* **STATED EXERCISE**:
Which lines hold the word "panel"? Copy each of them.

* **ENTRIES SHOWN**:

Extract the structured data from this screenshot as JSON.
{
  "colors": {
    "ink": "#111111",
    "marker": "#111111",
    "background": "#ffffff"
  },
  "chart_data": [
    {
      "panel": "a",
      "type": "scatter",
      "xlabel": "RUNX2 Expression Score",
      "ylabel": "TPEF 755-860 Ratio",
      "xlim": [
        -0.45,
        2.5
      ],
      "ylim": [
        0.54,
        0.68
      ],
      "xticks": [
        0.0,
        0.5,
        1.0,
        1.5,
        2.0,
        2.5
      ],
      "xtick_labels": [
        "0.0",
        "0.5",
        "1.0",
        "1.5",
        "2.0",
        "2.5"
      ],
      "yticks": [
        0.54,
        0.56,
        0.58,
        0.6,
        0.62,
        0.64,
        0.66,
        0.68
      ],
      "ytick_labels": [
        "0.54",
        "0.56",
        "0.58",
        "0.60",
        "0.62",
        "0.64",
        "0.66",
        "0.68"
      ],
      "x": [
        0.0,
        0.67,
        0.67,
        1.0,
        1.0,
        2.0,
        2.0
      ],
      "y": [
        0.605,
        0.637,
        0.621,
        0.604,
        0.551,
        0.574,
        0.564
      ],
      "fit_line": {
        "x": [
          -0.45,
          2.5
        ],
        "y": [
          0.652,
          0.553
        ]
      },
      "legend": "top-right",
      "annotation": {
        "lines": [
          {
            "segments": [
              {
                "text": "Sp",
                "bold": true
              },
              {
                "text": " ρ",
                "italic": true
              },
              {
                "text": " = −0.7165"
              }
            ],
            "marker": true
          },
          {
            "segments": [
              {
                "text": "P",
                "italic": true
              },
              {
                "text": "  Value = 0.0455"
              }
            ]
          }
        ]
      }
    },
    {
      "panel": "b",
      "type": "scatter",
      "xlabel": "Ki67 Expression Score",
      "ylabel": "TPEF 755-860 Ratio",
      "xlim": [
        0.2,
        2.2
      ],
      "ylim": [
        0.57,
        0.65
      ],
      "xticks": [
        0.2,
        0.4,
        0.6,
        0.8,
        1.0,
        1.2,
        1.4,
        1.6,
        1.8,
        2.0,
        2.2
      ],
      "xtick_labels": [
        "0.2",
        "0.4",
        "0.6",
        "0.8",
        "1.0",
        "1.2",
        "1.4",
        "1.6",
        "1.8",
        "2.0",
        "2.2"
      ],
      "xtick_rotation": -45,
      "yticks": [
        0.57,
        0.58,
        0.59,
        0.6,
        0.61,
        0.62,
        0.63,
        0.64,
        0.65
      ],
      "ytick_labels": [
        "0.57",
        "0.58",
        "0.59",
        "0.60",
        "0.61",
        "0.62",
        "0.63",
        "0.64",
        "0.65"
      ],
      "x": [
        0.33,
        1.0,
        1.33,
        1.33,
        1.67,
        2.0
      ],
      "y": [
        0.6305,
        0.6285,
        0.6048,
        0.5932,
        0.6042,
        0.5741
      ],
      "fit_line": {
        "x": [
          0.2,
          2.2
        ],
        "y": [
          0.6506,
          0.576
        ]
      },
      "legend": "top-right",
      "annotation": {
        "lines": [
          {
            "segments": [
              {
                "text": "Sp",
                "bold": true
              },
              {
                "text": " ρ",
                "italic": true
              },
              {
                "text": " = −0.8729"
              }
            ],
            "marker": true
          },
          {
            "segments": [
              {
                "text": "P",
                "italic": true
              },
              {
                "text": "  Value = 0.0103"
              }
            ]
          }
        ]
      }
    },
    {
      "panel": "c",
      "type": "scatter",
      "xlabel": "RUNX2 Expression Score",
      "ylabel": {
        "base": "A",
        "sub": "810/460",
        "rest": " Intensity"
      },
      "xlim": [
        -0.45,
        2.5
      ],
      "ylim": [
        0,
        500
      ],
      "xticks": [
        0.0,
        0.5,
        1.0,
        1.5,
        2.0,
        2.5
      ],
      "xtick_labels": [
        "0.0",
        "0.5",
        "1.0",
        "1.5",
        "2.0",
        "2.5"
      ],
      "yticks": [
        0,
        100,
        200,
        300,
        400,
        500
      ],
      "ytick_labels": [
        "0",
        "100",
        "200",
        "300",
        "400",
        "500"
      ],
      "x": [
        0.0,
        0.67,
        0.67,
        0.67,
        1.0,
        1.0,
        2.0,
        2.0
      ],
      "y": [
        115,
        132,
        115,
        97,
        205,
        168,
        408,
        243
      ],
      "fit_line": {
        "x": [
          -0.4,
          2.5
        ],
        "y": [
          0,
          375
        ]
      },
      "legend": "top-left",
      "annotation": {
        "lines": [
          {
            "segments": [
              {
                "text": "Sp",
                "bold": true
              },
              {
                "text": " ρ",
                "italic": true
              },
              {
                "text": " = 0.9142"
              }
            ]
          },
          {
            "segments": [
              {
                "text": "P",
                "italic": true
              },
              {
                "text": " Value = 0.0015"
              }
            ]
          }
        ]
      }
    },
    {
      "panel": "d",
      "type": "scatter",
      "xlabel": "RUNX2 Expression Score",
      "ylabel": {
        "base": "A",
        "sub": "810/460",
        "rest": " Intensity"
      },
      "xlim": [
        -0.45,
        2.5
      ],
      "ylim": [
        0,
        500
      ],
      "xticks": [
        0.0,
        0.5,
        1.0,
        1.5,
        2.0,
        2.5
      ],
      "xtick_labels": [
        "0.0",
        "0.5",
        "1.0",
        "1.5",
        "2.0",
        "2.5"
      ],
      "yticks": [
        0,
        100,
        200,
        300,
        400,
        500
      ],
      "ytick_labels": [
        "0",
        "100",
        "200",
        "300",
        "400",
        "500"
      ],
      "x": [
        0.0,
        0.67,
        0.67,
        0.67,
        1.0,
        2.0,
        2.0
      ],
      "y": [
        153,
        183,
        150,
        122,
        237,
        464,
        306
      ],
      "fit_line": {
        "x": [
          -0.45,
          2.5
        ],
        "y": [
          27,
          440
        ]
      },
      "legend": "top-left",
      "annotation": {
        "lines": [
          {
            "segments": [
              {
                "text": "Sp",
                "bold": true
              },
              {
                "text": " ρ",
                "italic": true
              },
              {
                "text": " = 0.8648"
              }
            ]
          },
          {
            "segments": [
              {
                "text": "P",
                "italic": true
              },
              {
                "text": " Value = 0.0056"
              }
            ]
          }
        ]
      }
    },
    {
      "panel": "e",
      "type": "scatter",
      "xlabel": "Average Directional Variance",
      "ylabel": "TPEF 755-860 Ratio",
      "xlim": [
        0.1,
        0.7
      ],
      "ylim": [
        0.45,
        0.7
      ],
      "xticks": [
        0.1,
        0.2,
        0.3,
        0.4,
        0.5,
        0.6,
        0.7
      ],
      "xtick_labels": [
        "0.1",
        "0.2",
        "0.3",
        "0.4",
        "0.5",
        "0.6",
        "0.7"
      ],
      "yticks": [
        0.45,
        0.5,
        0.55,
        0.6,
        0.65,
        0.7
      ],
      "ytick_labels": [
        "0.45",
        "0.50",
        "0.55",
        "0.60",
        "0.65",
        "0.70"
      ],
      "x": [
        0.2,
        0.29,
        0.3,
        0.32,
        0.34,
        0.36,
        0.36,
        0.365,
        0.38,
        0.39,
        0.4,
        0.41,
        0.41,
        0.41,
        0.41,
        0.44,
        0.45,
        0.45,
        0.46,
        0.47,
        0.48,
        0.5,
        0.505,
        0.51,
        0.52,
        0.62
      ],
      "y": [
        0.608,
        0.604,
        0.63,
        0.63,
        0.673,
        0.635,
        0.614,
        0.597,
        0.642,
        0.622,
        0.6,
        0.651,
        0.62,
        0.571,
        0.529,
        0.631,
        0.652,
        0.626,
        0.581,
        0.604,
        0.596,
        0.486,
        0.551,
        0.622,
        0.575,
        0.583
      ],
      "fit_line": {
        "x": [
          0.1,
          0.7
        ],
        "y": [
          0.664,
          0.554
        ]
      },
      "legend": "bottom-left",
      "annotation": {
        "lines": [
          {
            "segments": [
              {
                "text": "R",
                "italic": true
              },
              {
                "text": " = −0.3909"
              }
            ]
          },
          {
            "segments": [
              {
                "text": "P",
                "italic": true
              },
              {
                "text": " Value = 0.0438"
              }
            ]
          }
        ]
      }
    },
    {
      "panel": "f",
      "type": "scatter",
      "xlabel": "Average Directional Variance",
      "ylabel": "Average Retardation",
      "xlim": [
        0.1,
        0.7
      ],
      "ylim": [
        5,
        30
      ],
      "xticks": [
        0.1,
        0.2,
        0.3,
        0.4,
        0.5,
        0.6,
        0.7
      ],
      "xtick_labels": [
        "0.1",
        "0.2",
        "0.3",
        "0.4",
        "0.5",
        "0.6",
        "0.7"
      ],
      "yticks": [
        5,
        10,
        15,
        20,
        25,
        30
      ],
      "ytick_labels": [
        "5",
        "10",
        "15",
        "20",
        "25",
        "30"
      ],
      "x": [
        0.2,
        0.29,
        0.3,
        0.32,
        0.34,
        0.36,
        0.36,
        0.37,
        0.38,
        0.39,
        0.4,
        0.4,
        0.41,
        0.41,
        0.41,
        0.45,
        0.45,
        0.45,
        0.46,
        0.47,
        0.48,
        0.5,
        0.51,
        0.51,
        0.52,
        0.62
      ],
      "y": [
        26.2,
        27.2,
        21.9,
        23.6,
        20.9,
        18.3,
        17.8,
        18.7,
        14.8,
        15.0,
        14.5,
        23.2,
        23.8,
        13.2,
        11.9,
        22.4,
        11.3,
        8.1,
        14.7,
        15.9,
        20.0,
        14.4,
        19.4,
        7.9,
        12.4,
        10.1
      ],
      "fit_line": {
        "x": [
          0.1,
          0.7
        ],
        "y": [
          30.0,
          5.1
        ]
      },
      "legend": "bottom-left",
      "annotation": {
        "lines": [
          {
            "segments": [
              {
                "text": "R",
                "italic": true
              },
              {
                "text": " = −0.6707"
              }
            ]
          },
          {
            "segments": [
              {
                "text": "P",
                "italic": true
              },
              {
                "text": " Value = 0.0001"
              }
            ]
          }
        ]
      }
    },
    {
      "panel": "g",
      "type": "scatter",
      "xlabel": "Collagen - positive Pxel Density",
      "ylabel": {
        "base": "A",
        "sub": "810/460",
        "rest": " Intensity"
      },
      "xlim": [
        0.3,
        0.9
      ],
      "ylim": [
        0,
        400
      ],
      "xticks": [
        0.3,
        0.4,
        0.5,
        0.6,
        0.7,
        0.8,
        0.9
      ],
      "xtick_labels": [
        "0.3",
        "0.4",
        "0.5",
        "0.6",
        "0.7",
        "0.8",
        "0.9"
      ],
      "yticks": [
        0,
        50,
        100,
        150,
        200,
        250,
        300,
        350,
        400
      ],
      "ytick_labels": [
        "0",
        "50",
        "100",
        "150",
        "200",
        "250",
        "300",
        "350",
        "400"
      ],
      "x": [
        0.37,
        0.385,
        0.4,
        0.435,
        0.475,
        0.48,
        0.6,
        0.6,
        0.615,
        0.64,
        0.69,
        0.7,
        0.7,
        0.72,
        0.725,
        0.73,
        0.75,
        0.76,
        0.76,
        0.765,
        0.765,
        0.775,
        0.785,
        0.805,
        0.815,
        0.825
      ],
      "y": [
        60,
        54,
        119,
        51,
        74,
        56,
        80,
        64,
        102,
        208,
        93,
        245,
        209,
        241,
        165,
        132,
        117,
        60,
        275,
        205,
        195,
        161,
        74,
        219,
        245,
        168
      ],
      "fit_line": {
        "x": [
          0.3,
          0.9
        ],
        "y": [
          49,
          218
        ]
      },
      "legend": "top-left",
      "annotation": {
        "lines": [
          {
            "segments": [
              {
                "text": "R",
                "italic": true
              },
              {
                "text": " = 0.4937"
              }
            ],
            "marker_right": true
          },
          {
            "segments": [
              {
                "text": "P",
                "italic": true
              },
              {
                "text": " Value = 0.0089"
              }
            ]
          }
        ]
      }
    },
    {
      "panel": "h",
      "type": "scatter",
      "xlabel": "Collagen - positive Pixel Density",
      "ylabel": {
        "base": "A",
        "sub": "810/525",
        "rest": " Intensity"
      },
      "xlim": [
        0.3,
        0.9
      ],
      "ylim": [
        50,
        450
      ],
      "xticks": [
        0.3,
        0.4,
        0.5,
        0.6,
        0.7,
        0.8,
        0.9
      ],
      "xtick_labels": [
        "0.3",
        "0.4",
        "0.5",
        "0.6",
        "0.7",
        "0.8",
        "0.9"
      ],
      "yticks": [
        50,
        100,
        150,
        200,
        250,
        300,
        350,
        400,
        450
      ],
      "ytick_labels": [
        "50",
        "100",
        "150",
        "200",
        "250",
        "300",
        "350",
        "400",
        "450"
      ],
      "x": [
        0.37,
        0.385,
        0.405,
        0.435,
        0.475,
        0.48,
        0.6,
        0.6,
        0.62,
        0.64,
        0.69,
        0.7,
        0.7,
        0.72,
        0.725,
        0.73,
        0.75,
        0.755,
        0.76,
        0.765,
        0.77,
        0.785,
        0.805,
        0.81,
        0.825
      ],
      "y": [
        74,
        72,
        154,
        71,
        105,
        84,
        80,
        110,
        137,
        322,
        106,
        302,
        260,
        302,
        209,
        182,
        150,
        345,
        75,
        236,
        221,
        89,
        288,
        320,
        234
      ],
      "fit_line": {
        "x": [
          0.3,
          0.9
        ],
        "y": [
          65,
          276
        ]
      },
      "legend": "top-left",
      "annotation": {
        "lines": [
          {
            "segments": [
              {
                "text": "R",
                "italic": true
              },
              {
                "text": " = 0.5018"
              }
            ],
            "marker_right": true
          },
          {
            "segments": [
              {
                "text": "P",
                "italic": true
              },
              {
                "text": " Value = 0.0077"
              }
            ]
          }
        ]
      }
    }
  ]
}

* **TASK SOLUTION**:
      "panel": "a",
      "panel": "b",
      "panel": "c",
      "panel": "d",
      "panel": "e",
      "panel": "f",
      "panel": "g",
      "panel": "h",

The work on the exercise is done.